Riporta parola per parola il tratto dell'articolo sulla campagna antinfluenzale che va da "Tempo scaduto per" fino a "dell’assessorato alla Sanità.".

-------- Documento di origine --------

Vaccini, i managerAsl messi alle strette

Tempo scaduto per lanciare la campagna contro l’influenza: i quattro dg rischiano di perdere punti di valutazione e soldi
PESCARA. Tempo scaduto. Il 31 ottobre in Abruzzo sarebbe dovuta partire una massiccia campagna d’informazione per spiegare l’importanza del vaccino contro il virus dell’influenza. Così aveva disposto la Regione con una delibera di giunta approvata con largo anticipo a settembre. La promozione a tappeto doveva naturalmente avvenire prima della distribuzione gratuita delle dosi alle persone a rischio. Centinaia di migliaia di dosi. Ma finora non è andata così e i manager delle quattro Asl sono finiti nel mirino dell’assessorato alla Sanità.
Nella delibera di giunta che fissava a mercoledì scorso la data d’inizio della campagna vaccinale infatti c’è un passaggio che mette i direttori generali Pasquale Flacco (Asl di Chieti), Antonio Mancini (Pescara) Rinaldo Tordera (L’Aquila) e Roberto Fagnano (Teramo), nelle condizioni obbligatorie di raggiungere l’obiettivo di copertura vaccinale del 75 per cento in ognuna delle categorie a rischio, in particolare per gli ultra 65enni.
Il mancato raggiungimento di questo obiettivo comporterà un abbassamento del punteggio di valutazione e quindi della remunerazione per i manager. Così è scritto chiaramente nella delibera: un passaggio chiave che dalla Regione hanno ribadito ieri mettendo alle strette le quattro Asl. «Gli atti di programmazione», dicono dall’assessorato, «non trovano riscontro sul territorio». Soprattutto in questo caso in cui la Regione ha investito 250mila euro per «promuovere la vaccinazione antinfluenzale a tutti i livelli». La fetta più grande è andata alla Asl di Chieti (58mila euro), le altre tre Asl hanno ricevuto dai 45mila ai 48mila euro con l’eccezione di Teramo che ha ottenuto un extra di 50mila euro «per l’attivazione su tutto il territorio regionale di una campagna di comunicazione e diffusione alla vaccinazione antinfluenzale». Risorse assegnate per migliorare in Abruzzo le performance degli scorsi anni che, dati alla mano, appaiono deludenti visto che nel 2017 la copertura vaccinale contro l’influenza ha raggiunto a Teramo, il 44 per cento, all’Aquila il 47, a Chieti il 50 e a Pescara il 53, ben lontano dalla copertura minima del 75 per cento e l’ottimale del 95 per cento previste dai Lea (Livelli essenziali di assistenza). Ed è per questo che l’assessore Silvio Paolucci richiama all’ordine i manager. Solo il dg pescarese Mancini ha annunciato per martedì una conferenza stampa. Ma per avere l’idea dello sforzo economico sostenuto dalla Regione basta dire che sono 245mila le dosi acquistate. Dosi che sulla carta dal 31 ottobre dovevano essere già disponibili gratuitamente per proteggere dal rischio di contrarre il virus bambini e adulti con malattie croniche, anziani, donne in gravidanza, operatori sanitari e, da quest’anno, donatori di sangue. Per coprire il fabbisogno vaccinale, la Regione ha speso 1 milione 707mila euro tenendo presente che gli ultra 65enni sono 94.086 nella provincia di Chieti, 73.378 nel Pescarese, 70.381 all’Aquila e 69.878 a Teramo. Scendendo nel dettaglio, le dosi acquistate per i vaccini antinfluenzali adiuvati sono 97mila (20mila all’Aquila e Teramo, 30mila a Chieti, 27mila a Pescara). Mentre per i vaccini split parliamo di 148.000 dosi in Abruzzo (34mila all’Aquila, 40mila a Chieti, 38mila a Pescara e infine 36mila a Teramo).

-------- Righe di dati --------

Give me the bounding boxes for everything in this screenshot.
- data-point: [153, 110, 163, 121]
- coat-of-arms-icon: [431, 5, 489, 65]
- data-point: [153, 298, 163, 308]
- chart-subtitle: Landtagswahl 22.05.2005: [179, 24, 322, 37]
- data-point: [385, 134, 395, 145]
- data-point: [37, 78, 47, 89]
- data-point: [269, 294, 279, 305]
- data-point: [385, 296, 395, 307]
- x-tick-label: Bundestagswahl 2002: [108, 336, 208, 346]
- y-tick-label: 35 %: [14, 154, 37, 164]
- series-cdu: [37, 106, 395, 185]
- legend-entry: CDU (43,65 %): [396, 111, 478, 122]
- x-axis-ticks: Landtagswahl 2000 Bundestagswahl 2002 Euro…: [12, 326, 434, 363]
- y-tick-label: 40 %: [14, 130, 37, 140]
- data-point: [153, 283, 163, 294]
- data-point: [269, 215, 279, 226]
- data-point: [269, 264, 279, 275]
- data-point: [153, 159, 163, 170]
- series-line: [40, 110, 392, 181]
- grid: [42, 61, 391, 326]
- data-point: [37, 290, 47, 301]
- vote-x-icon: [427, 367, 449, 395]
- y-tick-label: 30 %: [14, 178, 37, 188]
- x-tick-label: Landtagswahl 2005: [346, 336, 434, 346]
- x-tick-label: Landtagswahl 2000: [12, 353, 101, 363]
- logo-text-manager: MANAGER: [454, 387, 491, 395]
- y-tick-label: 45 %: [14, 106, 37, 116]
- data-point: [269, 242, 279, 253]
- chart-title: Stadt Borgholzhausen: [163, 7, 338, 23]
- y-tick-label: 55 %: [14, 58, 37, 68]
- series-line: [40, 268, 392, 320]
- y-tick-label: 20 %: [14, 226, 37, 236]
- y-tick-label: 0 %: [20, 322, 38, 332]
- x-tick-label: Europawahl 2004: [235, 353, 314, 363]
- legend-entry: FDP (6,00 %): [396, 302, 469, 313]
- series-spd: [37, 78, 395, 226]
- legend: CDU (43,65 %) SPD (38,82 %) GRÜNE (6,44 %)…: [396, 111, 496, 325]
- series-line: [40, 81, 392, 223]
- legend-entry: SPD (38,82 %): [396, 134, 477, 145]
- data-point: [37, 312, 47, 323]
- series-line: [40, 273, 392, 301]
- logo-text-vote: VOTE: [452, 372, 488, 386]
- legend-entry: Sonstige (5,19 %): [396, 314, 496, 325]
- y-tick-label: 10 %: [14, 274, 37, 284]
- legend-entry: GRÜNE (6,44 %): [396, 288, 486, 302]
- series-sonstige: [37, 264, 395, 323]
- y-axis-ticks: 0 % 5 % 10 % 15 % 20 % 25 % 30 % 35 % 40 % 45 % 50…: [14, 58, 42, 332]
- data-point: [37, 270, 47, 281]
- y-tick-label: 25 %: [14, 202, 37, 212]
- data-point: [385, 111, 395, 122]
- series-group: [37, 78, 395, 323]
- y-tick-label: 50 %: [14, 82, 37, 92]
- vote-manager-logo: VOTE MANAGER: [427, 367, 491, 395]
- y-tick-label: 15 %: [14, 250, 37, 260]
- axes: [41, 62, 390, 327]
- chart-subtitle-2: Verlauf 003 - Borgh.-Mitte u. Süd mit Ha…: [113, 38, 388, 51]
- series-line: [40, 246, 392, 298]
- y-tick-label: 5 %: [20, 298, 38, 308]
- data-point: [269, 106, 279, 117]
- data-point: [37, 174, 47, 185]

--------

# Compito svolto
Tempo scaduto per lanciare la campagna contro l’influenza: i quattro dg rischiano di perdere punti di valutazione e soldi
PESCARA. Tempo scaduto. Il 31 ottobre in Abruzzo sarebbe dovuta partire una massiccia campagna d’informazione per spiegare l’importanza del vaccino contro il virus dell’influenza. Così aveva disposto la Regione con una delibera di giunta approvata con largo anticipo a settembre. La promozione a tappeto doveva naturalmente avvenire prima della distribuzione gratuita delle dosi alle persone a rischio. Centinaia di migliaia di dosi. Ma finora non è andata così e i manager delle quattro Asl sono finiti nel mirino dell’assessorato alla Sanità.